Work to complete> Return the listing below in full, with every line exactly as it is.

[Collected data entries]
>> START

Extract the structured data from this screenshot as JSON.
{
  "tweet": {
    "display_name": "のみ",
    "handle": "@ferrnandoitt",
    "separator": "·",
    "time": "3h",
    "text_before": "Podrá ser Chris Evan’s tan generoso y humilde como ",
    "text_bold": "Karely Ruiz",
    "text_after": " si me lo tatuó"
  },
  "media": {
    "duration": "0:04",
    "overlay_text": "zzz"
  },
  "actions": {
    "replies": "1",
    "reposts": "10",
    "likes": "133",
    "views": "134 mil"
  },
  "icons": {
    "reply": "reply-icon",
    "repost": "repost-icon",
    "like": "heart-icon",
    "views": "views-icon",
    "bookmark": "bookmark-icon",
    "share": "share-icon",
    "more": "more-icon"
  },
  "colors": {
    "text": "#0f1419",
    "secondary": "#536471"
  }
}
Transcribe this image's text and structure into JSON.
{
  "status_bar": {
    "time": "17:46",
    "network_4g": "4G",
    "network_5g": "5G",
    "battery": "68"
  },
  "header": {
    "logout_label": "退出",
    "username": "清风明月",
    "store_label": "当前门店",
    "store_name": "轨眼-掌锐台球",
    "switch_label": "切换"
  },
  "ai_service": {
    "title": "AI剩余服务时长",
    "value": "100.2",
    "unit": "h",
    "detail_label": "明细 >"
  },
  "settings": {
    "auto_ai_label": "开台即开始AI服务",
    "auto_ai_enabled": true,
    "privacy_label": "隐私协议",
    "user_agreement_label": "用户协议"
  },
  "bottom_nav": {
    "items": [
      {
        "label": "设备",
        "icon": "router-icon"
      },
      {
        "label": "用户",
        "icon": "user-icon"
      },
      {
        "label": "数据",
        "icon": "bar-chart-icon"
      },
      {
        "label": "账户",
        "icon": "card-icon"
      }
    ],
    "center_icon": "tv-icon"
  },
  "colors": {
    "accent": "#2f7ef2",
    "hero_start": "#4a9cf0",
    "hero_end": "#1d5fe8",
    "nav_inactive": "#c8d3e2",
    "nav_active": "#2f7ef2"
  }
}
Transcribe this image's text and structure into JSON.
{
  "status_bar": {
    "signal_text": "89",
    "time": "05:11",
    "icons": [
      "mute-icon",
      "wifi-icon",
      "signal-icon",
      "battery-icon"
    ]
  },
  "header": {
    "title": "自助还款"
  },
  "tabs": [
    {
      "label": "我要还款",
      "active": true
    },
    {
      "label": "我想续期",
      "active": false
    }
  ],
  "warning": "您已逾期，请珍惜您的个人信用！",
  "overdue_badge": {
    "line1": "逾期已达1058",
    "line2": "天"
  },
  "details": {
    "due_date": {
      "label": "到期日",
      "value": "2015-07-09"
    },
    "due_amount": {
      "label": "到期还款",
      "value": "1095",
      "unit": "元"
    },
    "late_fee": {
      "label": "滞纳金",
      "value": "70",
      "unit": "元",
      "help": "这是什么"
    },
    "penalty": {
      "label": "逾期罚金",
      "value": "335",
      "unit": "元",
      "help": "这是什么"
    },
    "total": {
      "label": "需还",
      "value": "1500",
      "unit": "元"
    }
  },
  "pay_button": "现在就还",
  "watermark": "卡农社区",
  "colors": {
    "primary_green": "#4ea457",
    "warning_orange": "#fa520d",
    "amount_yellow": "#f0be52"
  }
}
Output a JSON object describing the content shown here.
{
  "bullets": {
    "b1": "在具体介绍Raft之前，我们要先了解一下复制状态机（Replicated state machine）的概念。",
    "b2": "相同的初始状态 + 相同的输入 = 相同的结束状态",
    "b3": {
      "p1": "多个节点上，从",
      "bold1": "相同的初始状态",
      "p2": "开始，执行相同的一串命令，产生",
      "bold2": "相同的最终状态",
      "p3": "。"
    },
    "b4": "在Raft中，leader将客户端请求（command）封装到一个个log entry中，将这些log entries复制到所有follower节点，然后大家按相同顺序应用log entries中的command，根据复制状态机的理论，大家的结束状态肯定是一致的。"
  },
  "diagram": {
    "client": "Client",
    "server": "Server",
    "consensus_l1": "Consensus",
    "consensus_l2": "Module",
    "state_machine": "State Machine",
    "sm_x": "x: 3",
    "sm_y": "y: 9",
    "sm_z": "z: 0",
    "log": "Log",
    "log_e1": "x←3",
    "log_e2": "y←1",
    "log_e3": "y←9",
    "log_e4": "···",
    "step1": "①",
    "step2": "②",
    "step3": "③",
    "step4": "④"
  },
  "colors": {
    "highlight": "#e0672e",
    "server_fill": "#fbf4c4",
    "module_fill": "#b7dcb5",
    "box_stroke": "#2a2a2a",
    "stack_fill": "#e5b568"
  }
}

>> END

Answer to this problem>
Extract the structured data from this screenshot as JSON.
{
  "tweet": {
    "display_name": "のみ",
    "handle": "@ferrnandoitt",
    "separator": "·",
    "time": "3h",
    "text_before": "Podrá ser Chris Evan’s tan generoso y humilde como ",
    "text_bold": "Karely Ruiz",
    "text_after": " si me lo tatuó"
  },
  "media": {
    "duration": "0:04",
    "overlay_text": "zzz"
  },
  "actions": {
    "replies": "1",
    "reposts": "10",
    "likes": "133",
    "views": "134 mil"
  },
  "icons": {
    "reply": "reply-icon",
    "repost": "repost-icon",
    "like": "heart-icon",
    "views": "views-icon",
    "bookmark": "bookmark-icon",
    "share": "share-icon",
    "more": "more-icon"
  },
  "colors": {
    "text": "#0f1419",
    "secondary": "#536471"
  }
}
Transcribe this image's text and structure into JSON.
{
  "status_bar": {
    "time": "17:46",
    "network_4g": "4G",
    "network_5g": "5G",
    "battery": "68"
  },
  "header": {
    "logout_label": "退出",
    "username": "清风明月",
    "store_label": "当前门店",
    "store_name": "轨眼-掌锐台球",
    "switch_label": "切换"
  },
  "ai_service": {
    "title": "AI剩余服务时长",
    "value": "100.2",
    "unit": "h",
    "detail_label": "明细 >"
  },
  "settings": {
    "auto_ai_label": "开台即开始AI服务",
    "auto_ai_enabled": true,
    "privacy_label": "隐私协议",
    "user_agreement_label": "用户协议"
  },
  "bottom_nav": {
    "items": [
      {
        "label": "设备",
        "icon": "router-icon"
      },
      {
        "label": "用户",
        "icon": "user-icon"
      },
      {
        "label": "数据",
        "icon": "bar-chart-icon"
      },
      {
        "label": "账户",
        "icon": "card-icon"
      }
    ],
    "center_icon": "tv-icon"
  },
  "colors": {
    "accent": "#2f7ef2",
    "hero_start": "#4a9cf0",
    "hero_end": "#1d5fe8",
    "nav_inactive": "#c8d3e2",
    "nav_active": "#2f7ef2"
  }
}
Transcribe this image's text and structure into JSON.
{
  "status_bar": {
    "signal_text": "89",
    "time": "05:11",
    "icons": [
      "mute-icon",
      "wifi-icon",
      "signal-icon",
      "battery-icon"
    ]
  },
  "header": {
    "title": "自助还款"
  },
  "tabs": [
    {
      "label": "我要还款",
      "active": true
    },
    {
      "label": "我想续期",
      "active": false
    }
  ],
  "warning": "您已逾期，请珍惜您的个人信用！",
  "overdue_badge": {
    "line1": "逾期已达1058",
    "line2": "天"
  },
  "details": {
    "due_date": {
      "label": "到期日",
      "value": "2015-07-09"
    },
    "due_amount": {
      "label": "到期还款",
      "value": "1095",
      "unit": "元"
    },
    "late_fee": {
      "label": "滞纳金",
      "value": "70",
      "unit": "元",
      "help": "这是什么"
    },
    "penalty": {
      "label": "逾期罚金",
      "value": "335",
      "unit": "元",
      "help": "这是什么"
    },
    "total": {
      "label": "需还",
      "value": "1500",
      "unit": "元"
    }
  },
  "pay_button": "现在就还",
  "watermark": "卡农社区",
  "colors": {
    "primary_green": "#4ea457",
    "warning_orange": "#fa520d",
    "amount_yellow": "#f0be52"
  }
}
Output a JSON object describing the content shown here.
{
  "bullets": {
    "b1": "在具体介绍Raft之前，我们要先了解一下复制状态机（Replicated state machine）的概念。",
    "b2": "相同的初始状态 + 相同的输入 = 相同的结束状态",
    "b3": {
      "p1": "多个节点上，从",
      "bold1": "相同的初始状态",
      "p2": "开始，执行相同的一串命令，产生",
      "bold2": "相同的最终状态",
      "p3": "。"
    },
    "b4": "在Raft中，leader将客户端请求（command）封装到一个个log entry中，将这些log entries复制到所有follower节点，然后大家按相同顺序应用log entries中的command，根据复制状态机的理论，大家的结束状态肯定是一致的。"
  },
  "diagram": {
    "client": "Client",
    "server": "Server",
    "consensus_l1": "Consensus",
    "consensus_l2": "Module",
    "state_machine": "State Machine",
    "sm_x": "x: 3",
    "sm_y": "y: 9",
    "sm_z": "z: 0",
    "log": "Log",
    "log_e1": "x←3",
    "log_e2": "y←1",
    "log_e3": "y←9",
    "log_e4": "···",
    "step1": "①",
    "step2": "②",
    "step3": "③",
    "step4": "④"
  },
  "colors": {
    "highlight": "#e0672e",
    "server_fill": "#fbf4c4",
    "module_fill": "#b7dcb5",
    "box_stroke": "#2a2a2a",
    "stack_fill": "#e5b568"
  }
}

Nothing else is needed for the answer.